▸ Your objective
State how many lines contain "limits", and write nothing except that count.

▸ Records provided
⟨

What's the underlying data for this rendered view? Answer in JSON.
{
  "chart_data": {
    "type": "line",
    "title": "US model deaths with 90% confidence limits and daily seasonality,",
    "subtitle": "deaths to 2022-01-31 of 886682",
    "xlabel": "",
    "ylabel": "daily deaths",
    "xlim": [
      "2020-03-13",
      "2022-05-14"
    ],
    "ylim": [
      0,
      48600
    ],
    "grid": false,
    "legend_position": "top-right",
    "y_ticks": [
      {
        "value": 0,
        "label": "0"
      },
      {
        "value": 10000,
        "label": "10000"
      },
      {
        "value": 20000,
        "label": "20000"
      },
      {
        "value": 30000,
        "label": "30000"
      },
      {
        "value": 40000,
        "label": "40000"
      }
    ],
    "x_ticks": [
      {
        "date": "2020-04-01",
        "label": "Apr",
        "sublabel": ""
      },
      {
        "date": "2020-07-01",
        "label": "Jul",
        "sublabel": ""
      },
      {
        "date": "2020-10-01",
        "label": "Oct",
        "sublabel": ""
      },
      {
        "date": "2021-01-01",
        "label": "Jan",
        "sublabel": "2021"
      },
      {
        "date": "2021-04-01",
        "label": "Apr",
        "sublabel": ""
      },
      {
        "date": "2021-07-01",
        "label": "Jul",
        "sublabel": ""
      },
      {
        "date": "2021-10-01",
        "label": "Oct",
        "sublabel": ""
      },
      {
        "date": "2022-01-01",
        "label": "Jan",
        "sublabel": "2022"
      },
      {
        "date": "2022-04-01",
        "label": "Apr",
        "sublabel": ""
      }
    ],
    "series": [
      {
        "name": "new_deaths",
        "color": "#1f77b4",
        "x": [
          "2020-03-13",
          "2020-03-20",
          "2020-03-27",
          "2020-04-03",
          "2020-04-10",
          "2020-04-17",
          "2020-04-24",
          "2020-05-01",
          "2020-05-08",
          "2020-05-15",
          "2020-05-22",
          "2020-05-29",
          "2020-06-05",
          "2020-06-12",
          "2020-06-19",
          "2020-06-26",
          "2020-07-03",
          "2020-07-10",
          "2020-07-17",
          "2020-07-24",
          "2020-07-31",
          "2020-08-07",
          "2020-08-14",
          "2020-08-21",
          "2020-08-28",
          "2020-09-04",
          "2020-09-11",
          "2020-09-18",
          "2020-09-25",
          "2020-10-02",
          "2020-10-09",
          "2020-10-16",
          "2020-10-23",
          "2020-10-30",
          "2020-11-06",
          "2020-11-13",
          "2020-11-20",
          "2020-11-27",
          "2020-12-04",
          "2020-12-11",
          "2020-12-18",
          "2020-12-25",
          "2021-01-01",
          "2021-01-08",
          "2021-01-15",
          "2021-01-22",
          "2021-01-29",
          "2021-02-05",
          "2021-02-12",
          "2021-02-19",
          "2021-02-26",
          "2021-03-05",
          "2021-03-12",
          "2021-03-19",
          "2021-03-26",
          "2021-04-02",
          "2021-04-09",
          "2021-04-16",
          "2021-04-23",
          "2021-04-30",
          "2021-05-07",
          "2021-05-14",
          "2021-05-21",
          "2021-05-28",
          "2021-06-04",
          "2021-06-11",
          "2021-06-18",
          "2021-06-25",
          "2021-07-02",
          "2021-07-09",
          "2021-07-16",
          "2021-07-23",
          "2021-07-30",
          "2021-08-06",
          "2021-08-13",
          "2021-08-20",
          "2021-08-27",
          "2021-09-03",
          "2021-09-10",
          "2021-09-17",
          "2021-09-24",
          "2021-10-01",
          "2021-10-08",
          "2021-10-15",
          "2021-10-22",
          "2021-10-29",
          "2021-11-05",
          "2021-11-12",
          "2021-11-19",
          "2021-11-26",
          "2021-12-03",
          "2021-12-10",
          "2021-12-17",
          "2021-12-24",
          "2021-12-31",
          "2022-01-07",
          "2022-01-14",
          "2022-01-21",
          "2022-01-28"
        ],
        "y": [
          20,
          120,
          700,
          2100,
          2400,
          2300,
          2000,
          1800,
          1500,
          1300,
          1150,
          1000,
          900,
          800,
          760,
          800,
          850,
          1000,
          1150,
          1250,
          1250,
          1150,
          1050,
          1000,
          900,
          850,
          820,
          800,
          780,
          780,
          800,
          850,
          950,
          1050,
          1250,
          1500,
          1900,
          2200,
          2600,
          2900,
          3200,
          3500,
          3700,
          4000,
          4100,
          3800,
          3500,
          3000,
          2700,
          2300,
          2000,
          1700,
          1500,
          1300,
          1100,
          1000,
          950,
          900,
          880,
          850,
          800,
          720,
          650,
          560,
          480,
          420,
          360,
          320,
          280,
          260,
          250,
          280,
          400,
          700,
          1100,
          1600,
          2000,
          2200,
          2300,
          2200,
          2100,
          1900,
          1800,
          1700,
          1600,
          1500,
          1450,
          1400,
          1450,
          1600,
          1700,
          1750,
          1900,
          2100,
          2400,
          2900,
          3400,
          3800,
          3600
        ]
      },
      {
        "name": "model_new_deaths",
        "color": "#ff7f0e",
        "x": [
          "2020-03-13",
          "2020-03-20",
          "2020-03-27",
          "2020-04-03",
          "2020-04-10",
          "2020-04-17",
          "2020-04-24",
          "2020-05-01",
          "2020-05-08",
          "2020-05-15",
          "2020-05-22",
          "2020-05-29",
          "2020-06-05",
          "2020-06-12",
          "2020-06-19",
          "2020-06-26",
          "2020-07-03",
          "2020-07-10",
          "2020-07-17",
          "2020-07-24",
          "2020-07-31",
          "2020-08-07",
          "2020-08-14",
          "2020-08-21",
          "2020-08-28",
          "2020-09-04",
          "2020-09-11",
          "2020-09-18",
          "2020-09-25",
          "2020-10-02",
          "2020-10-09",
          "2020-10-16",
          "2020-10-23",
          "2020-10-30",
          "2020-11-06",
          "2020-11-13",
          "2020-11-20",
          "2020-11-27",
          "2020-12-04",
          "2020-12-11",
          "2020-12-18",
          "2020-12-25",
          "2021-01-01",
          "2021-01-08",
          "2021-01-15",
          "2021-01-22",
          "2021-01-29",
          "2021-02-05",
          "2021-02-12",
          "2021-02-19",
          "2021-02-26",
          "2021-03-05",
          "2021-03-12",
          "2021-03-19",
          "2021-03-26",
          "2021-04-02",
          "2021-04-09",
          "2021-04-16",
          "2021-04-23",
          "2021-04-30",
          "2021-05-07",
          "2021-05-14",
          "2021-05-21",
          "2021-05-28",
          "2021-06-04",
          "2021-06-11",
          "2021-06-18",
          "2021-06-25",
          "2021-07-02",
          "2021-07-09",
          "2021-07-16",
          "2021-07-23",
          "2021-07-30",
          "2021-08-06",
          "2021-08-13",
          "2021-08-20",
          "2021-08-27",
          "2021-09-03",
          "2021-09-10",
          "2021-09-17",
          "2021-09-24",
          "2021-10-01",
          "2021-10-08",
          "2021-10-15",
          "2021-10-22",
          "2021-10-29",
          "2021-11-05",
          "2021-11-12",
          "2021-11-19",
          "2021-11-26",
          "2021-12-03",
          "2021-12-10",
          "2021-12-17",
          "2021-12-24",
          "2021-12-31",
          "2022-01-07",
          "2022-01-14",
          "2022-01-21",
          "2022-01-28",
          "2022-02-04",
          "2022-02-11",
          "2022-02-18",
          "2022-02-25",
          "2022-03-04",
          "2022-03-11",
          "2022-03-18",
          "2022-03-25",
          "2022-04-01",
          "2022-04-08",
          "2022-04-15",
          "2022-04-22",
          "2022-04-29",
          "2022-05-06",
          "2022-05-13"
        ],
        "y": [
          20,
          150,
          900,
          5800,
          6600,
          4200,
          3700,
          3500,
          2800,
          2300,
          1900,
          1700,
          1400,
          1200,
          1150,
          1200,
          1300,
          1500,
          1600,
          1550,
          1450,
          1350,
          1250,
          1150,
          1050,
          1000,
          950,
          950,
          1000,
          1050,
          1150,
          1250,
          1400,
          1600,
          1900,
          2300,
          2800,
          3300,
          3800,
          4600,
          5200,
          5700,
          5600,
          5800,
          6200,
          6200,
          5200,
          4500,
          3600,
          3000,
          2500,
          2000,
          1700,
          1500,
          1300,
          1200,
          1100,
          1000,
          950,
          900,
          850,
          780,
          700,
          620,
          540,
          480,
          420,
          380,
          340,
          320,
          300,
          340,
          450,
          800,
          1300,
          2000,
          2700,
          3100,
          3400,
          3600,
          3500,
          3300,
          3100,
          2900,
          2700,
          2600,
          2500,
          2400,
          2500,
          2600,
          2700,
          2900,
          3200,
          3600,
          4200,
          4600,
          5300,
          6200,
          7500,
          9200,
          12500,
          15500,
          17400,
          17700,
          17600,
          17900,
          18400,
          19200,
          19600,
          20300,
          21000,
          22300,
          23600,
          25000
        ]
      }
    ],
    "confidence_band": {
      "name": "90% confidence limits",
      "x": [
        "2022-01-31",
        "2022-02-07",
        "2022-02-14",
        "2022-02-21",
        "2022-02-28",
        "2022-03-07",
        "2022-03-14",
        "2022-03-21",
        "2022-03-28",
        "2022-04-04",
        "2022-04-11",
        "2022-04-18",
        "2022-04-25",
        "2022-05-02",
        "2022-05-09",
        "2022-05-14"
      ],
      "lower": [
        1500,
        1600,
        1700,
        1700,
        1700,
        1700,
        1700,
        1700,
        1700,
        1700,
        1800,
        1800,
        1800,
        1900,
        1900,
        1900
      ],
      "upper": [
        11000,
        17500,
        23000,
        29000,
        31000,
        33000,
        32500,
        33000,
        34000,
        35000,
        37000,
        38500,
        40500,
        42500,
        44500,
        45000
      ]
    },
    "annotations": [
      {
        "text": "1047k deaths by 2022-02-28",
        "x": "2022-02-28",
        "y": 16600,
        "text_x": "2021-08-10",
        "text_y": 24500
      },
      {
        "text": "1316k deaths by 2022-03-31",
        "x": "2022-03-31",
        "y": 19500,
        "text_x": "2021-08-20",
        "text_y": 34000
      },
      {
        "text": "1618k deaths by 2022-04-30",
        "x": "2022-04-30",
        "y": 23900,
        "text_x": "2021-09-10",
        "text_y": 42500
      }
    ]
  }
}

⟩

▸ Written answer
2